--- start Material ---

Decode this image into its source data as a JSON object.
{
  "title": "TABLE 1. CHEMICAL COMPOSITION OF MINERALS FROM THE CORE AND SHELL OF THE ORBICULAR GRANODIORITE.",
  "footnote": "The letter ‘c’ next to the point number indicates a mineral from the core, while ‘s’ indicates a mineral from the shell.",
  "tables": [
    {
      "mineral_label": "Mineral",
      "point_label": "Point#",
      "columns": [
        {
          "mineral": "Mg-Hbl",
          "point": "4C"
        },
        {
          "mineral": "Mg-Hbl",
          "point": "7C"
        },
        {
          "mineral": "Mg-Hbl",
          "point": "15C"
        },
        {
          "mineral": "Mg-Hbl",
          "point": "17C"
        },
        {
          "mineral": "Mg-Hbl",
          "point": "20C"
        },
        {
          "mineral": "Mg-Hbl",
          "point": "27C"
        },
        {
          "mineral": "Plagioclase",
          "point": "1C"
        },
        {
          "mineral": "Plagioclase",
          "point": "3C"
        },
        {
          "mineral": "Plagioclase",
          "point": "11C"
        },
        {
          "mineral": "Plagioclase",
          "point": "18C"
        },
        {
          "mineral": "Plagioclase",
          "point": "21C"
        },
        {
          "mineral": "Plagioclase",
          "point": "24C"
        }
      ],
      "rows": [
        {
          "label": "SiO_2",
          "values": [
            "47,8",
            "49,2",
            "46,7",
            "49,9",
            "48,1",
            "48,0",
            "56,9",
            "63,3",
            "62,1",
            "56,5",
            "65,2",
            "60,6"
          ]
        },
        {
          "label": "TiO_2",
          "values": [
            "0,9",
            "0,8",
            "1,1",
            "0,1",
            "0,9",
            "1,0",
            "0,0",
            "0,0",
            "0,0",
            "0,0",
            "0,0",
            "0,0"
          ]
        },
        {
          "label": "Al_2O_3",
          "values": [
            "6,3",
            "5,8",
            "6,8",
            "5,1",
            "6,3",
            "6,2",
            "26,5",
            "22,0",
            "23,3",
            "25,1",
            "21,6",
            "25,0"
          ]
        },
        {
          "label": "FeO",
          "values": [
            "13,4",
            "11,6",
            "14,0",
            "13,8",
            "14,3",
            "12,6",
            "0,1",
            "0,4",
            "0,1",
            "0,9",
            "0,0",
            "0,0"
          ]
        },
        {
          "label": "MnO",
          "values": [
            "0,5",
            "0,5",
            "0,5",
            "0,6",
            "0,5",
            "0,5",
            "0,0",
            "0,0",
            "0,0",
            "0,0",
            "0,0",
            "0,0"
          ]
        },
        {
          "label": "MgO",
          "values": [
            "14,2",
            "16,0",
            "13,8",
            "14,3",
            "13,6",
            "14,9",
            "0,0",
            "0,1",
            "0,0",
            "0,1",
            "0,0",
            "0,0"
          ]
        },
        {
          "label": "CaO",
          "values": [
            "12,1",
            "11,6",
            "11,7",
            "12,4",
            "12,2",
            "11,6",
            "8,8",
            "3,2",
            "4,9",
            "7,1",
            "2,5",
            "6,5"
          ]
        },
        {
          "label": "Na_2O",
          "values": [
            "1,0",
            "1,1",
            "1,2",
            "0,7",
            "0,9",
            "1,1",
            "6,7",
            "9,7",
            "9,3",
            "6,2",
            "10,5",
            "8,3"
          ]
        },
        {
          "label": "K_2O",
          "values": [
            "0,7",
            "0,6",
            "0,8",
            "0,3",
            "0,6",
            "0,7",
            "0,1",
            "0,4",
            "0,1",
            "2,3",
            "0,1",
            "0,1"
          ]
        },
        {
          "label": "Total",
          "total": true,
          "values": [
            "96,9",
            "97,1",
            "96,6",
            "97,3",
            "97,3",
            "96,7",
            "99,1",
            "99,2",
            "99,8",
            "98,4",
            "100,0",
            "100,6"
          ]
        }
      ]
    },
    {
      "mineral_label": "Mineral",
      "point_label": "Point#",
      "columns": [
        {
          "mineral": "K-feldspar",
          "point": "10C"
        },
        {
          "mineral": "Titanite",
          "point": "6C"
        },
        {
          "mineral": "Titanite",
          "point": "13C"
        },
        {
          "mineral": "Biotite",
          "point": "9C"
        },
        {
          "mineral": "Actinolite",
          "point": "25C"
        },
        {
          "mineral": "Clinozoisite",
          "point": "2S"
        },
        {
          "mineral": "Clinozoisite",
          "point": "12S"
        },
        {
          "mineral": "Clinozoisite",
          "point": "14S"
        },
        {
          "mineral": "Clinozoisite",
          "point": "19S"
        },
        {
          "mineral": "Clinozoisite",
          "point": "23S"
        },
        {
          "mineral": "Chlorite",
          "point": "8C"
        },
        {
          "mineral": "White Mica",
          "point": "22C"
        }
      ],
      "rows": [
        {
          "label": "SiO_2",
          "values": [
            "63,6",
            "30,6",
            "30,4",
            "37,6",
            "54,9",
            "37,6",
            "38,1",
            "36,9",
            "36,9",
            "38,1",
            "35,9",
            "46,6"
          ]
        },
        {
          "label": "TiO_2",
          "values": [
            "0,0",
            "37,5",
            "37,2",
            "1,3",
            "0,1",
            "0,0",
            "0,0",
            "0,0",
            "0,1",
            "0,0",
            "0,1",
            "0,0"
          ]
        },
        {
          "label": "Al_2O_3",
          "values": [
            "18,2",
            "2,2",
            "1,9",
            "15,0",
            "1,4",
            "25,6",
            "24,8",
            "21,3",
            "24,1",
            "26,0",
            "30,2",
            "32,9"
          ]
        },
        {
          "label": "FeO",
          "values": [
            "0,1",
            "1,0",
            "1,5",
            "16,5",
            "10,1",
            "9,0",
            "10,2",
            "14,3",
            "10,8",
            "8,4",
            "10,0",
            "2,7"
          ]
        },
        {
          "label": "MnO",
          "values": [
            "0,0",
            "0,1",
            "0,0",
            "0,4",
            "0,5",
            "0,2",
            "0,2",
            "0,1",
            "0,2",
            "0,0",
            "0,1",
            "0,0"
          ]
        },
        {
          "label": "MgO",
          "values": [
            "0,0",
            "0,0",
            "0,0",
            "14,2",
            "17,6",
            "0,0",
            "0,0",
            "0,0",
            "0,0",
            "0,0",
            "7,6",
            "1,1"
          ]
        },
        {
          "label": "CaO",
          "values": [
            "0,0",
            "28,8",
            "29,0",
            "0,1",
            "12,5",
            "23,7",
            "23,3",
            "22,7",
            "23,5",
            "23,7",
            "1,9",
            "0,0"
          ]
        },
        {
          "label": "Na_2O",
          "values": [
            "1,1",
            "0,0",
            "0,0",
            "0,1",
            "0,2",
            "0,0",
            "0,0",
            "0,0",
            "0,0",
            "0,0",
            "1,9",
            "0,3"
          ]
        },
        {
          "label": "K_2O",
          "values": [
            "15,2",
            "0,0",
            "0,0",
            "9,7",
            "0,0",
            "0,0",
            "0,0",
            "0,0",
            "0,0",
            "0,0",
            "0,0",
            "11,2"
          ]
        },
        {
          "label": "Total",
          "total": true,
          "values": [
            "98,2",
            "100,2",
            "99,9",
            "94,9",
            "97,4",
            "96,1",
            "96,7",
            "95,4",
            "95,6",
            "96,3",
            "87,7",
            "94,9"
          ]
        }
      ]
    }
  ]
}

--- end Material ---

→ **Exercise details**: Output the whole listing above again, word for word.

→ **Answer in full**:
Decode this image into its source data as a JSON object.
{
  "title": "TABLE 1. CHEMICAL COMPOSITION OF MINERALS FROM THE CORE AND SHELL OF THE ORBICULAR GRANODIORITE.",
  "footnote": "The letter ‘c’ next to the point number indicates a mineral from the core, while ‘s’ indicates a mineral from the shell.",
  "tables": [
    {
      "mineral_label": "Mineral",
      "point_label": "Point#",
      "columns": [
        {
          "mineral": "Mg-Hbl",
          "point": "4C"
        },
        {
          "mineral": "Mg-Hbl",
          "point": "7C"
        },
        {
          "mineral": "Mg-Hbl",
          "point": "15C"
        },
        {
          "mineral": "Mg-Hbl",
          "point": "17C"
        },
        {
          "mineral": "Mg-Hbl",
          "point": "20C"
        },
        {
          "mineral": "Mg-Hbl",
          "point": "27C"
        },
        {
          "mineral": "Plagioclase",
          "point": "1C"
        },
        {
          "mineral": "Plagioclase",
          "point": "3C"
        },
        {
          "mineral": "Plagioclase",
          "point": "11C"
        },
        {
          "mineral": "Plagioclase",
          "point": "18C"
        },
        {
          "mineral": "Plagioclase",
          "point": "21C"
        },
        {
          "mineral": "Plagioclase",
          "point": "24C"
        }
      ],
      "rows": [
        {
          "label": "SiO_2",
          "values": [
            "47,8",
            "49,2",
            "46,7",
            "49,9",
            "48,1",
            "48,0",
            "56,9",
            "63,3",
            "62,1",
            "56,5",
            "65,2",
            "60,6"
          ]
        },
        {
          "label": "TiO_2",
          "values": [
            "0,9",
            "0,8",
            "1,1",
            "0,1",
            "0,9",
            "1,0",
            "0,0",
            "0,0",
            "0,0",
            "0,0",
            "0,0",
            "0,0"
          ]
        },
        {
          "label": "Al_2O_3",
          "values": [
            "6,3",
            "5,8",
            "6,8",
            "5,1",
            "6,3",
            "6,2",
            "26,5",
            "22,0",
            "23,3",
            "25,1",
            "21,6",
            "25,0"
          ]
        },
        {
          "label": "FeO",
          "values": [
            "13,4",
            "11,6",
            "14,0",
            "13,8",
            "14,3",
            "12,6",
            "0,1",
            "0,4",
            "0,1",
            "0,9",
            "0,0",
            "0,0"
          ]
        },
        {
          "label": "MnO",
          "values": [
            "0,5",
            "0,5",
            "0,5",
            "0,6",
            "0,5",
            "0,5",
            "0,0",
            "0,0",
            "0,0",
            "0,0",
            "0,0",
            "0,0"
          ]
        },
        {
          "label": "MgO",
          "values": [
            "14,2",
            "16,0",
            "13,8",
            "14,3",
            "13,6",
            "14,9",
            "0,0",
            "0,1",
            "0,0",
            "0,1",
            "0,0",
            "0,0"
          ]
        },
        {
          "label": "CaO",
          "values": [
            "12,1",
            "11,6",
            "11,7",
            "12,4",
            "12,2",
            "11,6",
            "8,8",
            "3,2",
            "4,9",
            "7,1",
            "2,5",
            "6,5"
          ]
        },
        {
          "label": "Na_2O",
          "values": [
            "1,0",
            "1,1",
            "1,2",
            "0,7",
            "0,9",
            "1,1",
            "6,7",
            "9,7",
            "9,3",
            "6,2",
            "10,5",
            "8,3"
          ]
        },
        {
          "label": "K_2O",
          "values": [
            "0,7",
            "0,6",
            "0,8",
            "0,3",
            "0,6",
            "0,7",
            "0,1",
            "0,4",
            "0,1",
            "2,3",
            "0,1",
            "0,1"
          ]
        },
        {
          "label": "Total",
          "total": true,
          "values": [
            "96,9",
            "97,1",
            "96,6",
            "97,3",
            "97,3",
            "96,7",
            "99,1",
            "99,2",
            "99,8",
            "98,4",
            "100,0",
            "100,6"
          ]
        }
      ]
    },
    {
      "mineral_label": "Mineral",
      "point_label": "Point#",
      "columns": [
        {
          "mineral": "K-feldspar",
          "point": "10C"
        },
        {
          "mineral": "Titanite",
          "point": "6C"
        },
        {
          "mineral": "Titanite",
          "point": "13C"
        },
        {
          "mineral": "Biotite",
          "point": "9C"
        },
        {
          "mineral": "Actinolite",
          "point": "25C"
        },
        {
          "mineral": "Clinozoisite",
          "point": "2S"
        },
        {
          "mineral": "Clinozoisite",
          "point": "12S"
        },
        {
          "mineral": "Clinozoisite",
          "point": "14S"
        },
        {
          "mineral": "Clinozoisite",
          "point": "19S"
        },
        {
          "mineral": "Clinozoisite",
          "point": "23S"
        },
        {
          "mineral": "Chlorite",
          "point": "8C"
        },
        {
          "mineral": "White Mica",
          "point": "22C"
        }
      ],
      "rows": [
        {
          "label": "SiO_2",
          "values": [
            "63,6",
            "30,6",
            "30,4",
            "37,6",
            "54,9",
            "37,6",
            "38,1",
            "36,9",
            "36,9",
            "38,1",
            "35,9",
            "46,6"
          ]
        },
        {
          "label": "TiO_2",
          "values": [
            "0,0",
            "37,5",
            "37,2",
            "1,3",
            "0,1",
            "0,0",
            "0,0",
            "0,0",
            "0,1",
            "0,0",
            "0,1",
            "0,0"
          ]
        },
        {
          "label": "Al_2O_3",
          "values": [
            "18,2",
            "2,2",
            "1,9",
            "15,0",
            "1,4",
            "25,6",
            "24,8",
            "21,3",
            "24,1",
            "26,0",
            "30,2",
            "32,9"
          ]
        },
        {
          "label": "FeO",
          "values": [
            "0,1",
            "1,0",
            "1,5",
            "16,5",
            "10,1",
            "9,0",
            "10,2",
            "14,3",
            "10,8",
            "8,4",
            "10,0",
            "2,7"
          ]
        },
        {
          "label": "MnO",
          "values": [
            "0,0",
            "0,1",
            "0,0",
            "0,4",
            "0,5",
            "0,2",
            "0,2",
            "0,1",
            "0,2",
            "0,0",
            "0,1",
            "0,0"
          ]
        },
        {
          "label": "MgO",
          "values": [
            "0,0",
            "0,0",
            "0,0",
            "14,2",
            "17,6",
            "0,0",
            "0,0",
            "0,0",
            "0,0",
            "0,0",
            "7,6",
            "1,1"
          ]
        },
        {
          "label": "CaO",
          "values": [
            "0,0",
            "28,8",
            "29,0",
            "0,1",
            "12,5",
            "23,7",
            "23,3",
            "22,7",
            "23,5",
            "23,7",
            "1,9",
            "0,0"
          ]
        },
        {
          "label": "Na_2O",
          "values": [
            "1,1",
            "0,0",
            "0,0",
            "0,1",
            "0,2",
            "0,0",
            "0,0",
            "0,0",
            "0,0",
            "0,0",
            "1,9",
            "0,3"
          ]
        },
        {
          "label": "K_2O",
          "values": [
            "15,2",
            "0,0",
            "0,0",
            "9,7",
            "0,0",
            "0,0",
            "0,0",
            "0,0",
            "0,0",
            "0,0",
            "0,0",
            "11,2"
          ]
        },
        {
          "label": "Total",
          "total": true,
          "values": [
            "98,2",
            "100,2",
            "99,9",
            "94,9",
            "97,4",
            "96,1",
            "96,7",
            "95,4",
            "95,6",
            "96,3",
            "87,7",
            "94,9"
          ]
        }
      ]
    }
  ]
}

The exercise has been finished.